» GIVEN RECORDS:
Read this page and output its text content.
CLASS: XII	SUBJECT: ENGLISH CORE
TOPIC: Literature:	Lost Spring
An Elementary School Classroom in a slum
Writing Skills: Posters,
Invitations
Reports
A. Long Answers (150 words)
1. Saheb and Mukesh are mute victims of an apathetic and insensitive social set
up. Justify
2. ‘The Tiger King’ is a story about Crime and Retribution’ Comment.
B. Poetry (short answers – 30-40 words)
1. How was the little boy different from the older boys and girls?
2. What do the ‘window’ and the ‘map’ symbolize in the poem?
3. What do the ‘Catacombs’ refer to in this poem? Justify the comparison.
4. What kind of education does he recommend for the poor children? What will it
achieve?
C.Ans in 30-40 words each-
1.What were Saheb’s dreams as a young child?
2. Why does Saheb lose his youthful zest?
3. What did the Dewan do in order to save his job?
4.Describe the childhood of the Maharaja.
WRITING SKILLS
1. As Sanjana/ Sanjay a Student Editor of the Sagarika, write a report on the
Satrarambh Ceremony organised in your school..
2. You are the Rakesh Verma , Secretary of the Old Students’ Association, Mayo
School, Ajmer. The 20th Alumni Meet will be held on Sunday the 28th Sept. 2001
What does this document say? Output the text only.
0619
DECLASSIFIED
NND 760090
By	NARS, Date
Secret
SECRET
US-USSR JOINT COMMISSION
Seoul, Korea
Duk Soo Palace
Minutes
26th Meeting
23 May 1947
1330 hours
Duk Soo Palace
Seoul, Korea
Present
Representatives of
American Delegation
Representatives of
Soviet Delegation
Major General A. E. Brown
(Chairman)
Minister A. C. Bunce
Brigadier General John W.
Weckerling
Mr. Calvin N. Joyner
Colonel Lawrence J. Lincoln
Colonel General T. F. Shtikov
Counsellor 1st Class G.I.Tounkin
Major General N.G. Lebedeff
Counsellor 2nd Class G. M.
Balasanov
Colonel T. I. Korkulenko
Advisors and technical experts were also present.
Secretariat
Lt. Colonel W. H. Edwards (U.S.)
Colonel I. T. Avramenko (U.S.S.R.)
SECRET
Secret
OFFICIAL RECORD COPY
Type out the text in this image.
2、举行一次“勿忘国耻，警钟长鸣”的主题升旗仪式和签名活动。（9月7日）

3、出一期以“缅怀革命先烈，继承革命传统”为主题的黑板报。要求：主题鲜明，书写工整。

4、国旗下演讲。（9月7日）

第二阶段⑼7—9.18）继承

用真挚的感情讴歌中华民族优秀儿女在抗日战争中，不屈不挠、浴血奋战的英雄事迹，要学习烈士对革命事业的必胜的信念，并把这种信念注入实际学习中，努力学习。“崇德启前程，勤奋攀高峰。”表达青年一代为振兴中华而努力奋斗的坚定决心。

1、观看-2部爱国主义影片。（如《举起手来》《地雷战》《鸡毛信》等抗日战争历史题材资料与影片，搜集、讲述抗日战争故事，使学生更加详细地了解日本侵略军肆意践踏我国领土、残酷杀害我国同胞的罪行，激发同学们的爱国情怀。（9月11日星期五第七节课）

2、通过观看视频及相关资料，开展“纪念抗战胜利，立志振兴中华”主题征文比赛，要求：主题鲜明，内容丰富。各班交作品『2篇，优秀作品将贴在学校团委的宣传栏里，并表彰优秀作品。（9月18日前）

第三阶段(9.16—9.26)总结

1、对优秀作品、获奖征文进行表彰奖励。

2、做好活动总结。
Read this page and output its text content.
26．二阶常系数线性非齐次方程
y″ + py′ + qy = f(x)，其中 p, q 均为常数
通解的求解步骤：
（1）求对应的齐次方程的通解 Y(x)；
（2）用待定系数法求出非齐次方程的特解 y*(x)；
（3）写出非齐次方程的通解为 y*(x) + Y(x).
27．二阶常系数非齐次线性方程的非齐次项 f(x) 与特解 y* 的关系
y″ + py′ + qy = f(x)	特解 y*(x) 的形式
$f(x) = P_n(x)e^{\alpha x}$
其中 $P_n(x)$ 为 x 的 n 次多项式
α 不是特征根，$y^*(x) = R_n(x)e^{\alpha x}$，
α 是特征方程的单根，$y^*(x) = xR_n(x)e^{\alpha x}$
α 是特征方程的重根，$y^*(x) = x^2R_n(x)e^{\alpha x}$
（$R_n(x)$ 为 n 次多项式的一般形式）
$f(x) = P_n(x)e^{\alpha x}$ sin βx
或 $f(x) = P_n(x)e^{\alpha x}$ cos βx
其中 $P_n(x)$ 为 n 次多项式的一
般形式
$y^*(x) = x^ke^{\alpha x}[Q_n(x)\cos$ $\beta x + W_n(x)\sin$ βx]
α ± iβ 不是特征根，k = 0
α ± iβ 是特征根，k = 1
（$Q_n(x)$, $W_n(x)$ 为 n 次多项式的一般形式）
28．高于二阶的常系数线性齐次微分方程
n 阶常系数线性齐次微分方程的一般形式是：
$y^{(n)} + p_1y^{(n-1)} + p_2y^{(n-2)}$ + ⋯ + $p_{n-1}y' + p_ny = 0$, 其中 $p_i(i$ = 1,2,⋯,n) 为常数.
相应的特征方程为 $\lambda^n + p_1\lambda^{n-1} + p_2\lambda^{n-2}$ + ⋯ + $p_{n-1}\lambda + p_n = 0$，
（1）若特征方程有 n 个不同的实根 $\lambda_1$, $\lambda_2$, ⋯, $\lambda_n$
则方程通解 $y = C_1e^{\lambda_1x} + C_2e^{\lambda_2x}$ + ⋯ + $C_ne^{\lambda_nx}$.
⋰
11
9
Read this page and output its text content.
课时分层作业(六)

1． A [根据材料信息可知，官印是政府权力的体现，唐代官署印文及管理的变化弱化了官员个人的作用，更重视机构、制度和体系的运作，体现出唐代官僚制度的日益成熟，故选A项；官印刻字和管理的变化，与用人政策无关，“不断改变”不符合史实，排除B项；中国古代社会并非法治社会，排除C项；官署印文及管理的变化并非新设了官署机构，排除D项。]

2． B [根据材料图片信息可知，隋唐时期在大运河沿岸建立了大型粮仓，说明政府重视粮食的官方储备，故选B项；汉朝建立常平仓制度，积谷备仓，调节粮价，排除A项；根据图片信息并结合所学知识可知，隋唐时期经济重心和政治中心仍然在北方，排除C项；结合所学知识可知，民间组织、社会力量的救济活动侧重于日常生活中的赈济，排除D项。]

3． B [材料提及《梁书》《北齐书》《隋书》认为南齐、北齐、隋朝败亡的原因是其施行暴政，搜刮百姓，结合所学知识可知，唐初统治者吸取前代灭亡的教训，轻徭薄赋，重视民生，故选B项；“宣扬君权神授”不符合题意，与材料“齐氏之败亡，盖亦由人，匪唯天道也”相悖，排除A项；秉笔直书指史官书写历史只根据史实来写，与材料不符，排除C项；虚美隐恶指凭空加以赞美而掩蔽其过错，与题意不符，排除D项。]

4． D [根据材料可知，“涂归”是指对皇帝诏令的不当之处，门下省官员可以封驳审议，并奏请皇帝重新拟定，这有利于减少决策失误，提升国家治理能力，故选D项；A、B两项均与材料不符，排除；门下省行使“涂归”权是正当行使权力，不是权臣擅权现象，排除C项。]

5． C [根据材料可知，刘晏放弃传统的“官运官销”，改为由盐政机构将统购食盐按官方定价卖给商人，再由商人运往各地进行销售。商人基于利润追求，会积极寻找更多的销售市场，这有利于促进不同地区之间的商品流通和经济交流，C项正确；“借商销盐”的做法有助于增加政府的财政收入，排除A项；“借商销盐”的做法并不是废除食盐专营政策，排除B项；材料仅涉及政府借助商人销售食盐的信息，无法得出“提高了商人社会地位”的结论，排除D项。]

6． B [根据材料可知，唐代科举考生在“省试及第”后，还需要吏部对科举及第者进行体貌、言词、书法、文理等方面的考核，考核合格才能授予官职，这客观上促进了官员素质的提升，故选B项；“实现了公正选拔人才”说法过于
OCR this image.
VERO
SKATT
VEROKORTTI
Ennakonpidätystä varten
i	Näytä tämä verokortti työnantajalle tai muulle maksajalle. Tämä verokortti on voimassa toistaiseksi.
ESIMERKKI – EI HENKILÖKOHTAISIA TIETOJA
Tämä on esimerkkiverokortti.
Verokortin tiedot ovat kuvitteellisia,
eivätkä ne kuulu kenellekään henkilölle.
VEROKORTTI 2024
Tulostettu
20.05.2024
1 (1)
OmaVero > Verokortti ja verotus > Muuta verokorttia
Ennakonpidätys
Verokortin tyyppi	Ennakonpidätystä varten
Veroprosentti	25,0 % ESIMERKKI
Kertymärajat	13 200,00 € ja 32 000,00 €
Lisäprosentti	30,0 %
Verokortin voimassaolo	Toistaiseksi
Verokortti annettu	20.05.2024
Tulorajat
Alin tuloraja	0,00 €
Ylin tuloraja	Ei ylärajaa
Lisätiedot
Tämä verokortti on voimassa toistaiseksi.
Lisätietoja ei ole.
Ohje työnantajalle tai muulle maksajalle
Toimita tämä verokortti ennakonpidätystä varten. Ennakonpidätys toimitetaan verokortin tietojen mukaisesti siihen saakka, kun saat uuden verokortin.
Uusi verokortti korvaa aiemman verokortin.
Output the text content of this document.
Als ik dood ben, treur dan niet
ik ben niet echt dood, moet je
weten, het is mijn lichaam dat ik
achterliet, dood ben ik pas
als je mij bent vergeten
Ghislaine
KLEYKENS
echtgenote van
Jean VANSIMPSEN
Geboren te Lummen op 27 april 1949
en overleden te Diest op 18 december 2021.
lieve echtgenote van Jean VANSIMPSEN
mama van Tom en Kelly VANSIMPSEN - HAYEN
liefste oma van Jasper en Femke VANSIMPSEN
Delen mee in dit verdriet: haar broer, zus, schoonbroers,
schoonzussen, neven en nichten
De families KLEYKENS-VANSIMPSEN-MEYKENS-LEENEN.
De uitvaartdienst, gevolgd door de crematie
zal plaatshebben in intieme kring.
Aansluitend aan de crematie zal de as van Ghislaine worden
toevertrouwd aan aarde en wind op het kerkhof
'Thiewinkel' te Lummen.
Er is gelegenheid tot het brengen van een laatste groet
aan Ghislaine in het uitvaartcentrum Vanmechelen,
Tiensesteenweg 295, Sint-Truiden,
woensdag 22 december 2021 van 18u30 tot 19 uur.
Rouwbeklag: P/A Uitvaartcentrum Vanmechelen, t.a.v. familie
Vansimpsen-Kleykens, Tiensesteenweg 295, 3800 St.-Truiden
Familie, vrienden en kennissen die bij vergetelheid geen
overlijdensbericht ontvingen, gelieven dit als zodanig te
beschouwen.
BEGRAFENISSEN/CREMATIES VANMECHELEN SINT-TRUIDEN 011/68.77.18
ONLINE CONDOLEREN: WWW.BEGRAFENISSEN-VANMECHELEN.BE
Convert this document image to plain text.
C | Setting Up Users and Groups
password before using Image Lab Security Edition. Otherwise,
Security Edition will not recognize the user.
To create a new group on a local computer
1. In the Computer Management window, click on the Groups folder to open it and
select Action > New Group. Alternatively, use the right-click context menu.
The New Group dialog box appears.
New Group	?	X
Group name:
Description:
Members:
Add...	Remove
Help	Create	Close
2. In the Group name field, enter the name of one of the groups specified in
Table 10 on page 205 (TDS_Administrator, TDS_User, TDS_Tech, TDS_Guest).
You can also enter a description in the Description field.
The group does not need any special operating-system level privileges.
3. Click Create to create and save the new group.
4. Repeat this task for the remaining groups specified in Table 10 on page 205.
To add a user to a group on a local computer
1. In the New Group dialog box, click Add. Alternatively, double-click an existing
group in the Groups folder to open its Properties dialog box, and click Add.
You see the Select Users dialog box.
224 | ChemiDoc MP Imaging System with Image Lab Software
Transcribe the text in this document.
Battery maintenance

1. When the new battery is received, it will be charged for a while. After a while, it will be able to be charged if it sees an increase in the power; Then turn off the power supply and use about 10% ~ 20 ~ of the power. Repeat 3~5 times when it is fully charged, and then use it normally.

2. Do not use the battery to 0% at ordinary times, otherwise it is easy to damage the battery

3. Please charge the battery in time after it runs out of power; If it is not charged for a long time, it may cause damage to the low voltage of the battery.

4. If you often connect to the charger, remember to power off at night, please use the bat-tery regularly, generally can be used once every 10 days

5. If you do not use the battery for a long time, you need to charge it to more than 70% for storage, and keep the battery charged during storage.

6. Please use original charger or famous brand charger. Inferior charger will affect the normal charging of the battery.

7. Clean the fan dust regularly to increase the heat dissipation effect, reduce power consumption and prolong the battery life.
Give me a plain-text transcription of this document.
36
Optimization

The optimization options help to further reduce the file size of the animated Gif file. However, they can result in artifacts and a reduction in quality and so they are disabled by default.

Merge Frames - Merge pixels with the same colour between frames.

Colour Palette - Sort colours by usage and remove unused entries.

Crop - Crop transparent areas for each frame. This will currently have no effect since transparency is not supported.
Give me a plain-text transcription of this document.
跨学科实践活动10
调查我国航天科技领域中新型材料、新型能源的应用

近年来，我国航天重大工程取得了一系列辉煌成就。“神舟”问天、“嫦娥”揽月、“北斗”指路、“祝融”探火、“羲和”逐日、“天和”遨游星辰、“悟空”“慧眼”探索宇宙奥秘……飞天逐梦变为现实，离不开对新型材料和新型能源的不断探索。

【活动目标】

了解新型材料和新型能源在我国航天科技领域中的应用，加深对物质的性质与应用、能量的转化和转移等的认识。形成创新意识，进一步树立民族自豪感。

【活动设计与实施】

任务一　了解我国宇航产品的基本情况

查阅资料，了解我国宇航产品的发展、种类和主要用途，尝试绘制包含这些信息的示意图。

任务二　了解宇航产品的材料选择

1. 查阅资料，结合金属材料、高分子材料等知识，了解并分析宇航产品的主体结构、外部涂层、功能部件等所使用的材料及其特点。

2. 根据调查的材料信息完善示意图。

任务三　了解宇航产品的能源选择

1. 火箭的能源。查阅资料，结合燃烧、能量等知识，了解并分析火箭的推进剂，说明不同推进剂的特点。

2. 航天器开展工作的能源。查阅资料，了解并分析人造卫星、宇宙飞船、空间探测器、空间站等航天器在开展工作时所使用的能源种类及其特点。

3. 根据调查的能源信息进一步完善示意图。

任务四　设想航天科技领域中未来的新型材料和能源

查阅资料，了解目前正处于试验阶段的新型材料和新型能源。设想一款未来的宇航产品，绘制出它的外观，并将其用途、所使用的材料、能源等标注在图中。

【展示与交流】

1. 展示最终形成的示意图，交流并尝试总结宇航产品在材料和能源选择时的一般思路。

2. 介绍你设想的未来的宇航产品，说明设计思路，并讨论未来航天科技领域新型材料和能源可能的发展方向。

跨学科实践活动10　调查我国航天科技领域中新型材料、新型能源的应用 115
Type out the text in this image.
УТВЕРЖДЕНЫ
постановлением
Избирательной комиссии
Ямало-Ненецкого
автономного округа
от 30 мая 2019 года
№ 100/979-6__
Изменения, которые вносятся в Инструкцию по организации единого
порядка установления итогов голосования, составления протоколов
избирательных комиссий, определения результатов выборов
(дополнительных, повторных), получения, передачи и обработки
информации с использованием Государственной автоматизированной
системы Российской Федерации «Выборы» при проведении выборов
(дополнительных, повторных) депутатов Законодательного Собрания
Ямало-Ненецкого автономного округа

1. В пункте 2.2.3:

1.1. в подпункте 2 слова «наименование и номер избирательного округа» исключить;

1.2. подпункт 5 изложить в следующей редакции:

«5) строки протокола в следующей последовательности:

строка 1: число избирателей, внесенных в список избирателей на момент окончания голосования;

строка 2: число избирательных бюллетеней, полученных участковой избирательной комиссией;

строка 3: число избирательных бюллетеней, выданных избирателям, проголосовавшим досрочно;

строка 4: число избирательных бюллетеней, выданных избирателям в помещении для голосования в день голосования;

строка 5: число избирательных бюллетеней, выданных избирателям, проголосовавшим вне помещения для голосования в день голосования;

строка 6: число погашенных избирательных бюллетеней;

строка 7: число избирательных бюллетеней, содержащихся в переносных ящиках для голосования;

» OBJECTIVE: Show the lines where the word "each" appears in the entries.

» FINAL RESULT:
C.Ans in 30-40 words each-
Crop - Crop transparent areas for each frame. This will currently have no effect since transparency is not supported.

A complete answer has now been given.